Every line with the word "μετά" in it should be extracted from the data that follows.

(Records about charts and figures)
************
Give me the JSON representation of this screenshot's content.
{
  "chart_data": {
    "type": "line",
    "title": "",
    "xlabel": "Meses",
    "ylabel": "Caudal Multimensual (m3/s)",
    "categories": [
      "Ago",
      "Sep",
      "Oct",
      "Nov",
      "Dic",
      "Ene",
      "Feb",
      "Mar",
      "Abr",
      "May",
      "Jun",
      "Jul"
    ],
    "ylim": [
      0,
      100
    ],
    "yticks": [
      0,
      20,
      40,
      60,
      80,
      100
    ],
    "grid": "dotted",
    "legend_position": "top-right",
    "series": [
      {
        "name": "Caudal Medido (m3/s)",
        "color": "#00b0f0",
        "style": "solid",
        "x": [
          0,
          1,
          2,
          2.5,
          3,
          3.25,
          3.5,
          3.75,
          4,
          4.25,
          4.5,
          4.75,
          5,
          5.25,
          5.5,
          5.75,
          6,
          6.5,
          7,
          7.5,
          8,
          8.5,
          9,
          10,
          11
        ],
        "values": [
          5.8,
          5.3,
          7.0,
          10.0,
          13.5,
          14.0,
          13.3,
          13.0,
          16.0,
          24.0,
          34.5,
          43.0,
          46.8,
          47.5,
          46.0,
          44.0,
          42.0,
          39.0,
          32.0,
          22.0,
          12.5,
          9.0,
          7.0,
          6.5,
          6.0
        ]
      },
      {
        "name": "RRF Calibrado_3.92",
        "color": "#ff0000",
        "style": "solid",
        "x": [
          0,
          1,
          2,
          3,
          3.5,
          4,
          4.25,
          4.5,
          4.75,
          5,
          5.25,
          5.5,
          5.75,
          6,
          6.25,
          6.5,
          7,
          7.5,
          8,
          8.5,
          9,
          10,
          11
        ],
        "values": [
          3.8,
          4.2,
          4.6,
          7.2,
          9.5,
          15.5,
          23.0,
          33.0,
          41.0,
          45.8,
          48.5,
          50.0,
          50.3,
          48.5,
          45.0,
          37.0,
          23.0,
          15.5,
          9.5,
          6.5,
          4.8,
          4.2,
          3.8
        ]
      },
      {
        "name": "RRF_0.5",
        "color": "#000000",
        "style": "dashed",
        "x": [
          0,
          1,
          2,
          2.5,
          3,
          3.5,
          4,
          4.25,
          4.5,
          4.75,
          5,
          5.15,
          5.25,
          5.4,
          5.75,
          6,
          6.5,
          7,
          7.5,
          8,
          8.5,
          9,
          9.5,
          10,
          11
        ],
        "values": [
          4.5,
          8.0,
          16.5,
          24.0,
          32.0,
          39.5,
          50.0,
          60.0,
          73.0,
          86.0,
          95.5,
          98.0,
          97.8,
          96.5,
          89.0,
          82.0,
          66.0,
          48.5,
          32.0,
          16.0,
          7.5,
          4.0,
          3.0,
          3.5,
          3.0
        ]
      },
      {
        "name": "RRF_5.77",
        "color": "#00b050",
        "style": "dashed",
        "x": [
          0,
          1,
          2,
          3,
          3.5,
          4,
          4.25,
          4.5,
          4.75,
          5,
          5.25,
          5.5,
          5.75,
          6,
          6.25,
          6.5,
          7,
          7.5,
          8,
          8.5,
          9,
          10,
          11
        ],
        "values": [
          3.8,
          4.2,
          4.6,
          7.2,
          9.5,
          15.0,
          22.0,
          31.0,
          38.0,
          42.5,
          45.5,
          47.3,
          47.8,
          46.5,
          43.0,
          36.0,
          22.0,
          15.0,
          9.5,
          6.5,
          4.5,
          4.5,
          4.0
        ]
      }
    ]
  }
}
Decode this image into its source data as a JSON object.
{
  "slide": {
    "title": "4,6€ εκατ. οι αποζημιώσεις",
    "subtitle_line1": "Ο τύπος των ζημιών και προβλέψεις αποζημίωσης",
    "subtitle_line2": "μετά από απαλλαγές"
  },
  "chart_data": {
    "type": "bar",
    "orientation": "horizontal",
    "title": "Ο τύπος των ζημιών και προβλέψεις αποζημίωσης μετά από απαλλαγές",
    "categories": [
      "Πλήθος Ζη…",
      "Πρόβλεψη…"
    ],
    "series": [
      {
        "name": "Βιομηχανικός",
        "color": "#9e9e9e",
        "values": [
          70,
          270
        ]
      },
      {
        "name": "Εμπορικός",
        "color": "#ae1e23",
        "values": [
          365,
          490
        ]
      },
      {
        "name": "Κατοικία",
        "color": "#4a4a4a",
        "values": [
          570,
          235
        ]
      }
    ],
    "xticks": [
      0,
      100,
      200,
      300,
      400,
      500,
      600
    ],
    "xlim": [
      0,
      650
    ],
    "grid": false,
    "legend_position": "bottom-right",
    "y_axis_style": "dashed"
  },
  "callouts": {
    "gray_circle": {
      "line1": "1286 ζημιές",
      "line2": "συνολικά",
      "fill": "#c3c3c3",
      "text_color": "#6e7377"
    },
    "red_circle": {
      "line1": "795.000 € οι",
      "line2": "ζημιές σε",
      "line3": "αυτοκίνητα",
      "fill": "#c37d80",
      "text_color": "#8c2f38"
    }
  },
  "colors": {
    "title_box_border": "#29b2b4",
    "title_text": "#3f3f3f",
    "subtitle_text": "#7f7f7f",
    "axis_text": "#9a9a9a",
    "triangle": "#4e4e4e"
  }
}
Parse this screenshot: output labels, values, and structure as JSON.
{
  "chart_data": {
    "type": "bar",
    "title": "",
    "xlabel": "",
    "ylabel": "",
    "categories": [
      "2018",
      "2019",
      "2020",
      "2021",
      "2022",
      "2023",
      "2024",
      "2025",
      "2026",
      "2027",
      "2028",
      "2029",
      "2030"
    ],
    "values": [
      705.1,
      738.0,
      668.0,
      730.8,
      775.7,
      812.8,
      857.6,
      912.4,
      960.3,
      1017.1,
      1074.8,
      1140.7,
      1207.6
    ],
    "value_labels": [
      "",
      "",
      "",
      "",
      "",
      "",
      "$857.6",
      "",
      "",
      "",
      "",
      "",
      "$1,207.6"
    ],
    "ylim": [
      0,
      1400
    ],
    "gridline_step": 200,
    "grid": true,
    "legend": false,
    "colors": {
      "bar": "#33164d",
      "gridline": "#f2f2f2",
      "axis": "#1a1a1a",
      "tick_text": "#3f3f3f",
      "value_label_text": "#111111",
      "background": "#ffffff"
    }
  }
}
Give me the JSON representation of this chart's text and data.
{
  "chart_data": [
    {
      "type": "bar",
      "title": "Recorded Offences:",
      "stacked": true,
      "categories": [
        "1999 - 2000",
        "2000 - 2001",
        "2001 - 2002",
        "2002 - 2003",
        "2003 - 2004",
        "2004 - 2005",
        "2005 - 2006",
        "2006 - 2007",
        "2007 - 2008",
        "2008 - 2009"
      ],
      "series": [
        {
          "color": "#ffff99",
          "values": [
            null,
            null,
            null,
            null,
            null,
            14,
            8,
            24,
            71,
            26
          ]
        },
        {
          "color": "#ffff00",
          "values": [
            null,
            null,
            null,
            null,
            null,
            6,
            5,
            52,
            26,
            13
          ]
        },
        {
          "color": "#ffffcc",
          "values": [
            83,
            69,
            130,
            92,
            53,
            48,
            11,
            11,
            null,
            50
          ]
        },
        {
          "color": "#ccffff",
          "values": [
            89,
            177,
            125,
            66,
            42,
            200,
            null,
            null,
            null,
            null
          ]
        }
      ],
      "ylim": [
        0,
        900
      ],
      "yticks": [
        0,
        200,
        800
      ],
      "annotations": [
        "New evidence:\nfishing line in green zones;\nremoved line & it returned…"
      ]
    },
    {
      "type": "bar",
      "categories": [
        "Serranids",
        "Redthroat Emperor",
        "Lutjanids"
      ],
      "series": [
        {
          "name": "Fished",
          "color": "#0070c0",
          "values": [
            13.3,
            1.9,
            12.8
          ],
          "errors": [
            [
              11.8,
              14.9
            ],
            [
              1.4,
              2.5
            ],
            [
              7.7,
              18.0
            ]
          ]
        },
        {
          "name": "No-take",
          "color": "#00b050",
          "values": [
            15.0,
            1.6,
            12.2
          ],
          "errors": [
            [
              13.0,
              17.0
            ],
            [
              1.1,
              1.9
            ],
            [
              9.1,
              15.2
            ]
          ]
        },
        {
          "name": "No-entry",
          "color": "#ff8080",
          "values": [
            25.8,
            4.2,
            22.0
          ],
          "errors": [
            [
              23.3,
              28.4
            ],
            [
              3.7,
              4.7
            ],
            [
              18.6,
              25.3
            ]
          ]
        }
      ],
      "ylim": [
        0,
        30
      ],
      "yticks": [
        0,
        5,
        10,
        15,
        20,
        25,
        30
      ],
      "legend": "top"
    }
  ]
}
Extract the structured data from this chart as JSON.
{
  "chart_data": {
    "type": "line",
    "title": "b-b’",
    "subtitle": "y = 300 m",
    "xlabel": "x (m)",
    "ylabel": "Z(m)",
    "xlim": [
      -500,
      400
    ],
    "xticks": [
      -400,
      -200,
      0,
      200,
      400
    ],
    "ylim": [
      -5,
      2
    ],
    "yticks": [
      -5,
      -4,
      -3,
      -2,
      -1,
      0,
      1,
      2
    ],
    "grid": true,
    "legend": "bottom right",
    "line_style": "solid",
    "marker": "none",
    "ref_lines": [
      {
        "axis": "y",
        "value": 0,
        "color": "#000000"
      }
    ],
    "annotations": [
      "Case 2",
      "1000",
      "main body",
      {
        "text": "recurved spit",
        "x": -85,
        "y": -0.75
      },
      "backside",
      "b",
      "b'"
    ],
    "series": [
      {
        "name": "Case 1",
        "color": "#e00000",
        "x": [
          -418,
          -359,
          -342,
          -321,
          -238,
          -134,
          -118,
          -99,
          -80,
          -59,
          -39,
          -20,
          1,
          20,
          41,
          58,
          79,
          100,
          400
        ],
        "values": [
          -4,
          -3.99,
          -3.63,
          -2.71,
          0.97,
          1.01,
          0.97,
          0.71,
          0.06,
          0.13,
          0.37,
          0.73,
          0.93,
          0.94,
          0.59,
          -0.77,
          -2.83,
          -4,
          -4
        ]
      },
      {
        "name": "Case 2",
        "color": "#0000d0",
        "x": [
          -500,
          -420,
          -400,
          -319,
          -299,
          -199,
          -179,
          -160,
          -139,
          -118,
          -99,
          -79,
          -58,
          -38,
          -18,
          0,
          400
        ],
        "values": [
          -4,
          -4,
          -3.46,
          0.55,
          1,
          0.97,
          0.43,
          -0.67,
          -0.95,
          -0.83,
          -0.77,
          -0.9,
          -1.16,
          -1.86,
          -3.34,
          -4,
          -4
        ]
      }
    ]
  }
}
************
### Answer to the exercise
    "subtitle_line2": "μετά από απαλλαγές"
    "title": "Ο τύπος των ζημιών και προβλέψεις αποζημίωσης μετά από απαλλαγές",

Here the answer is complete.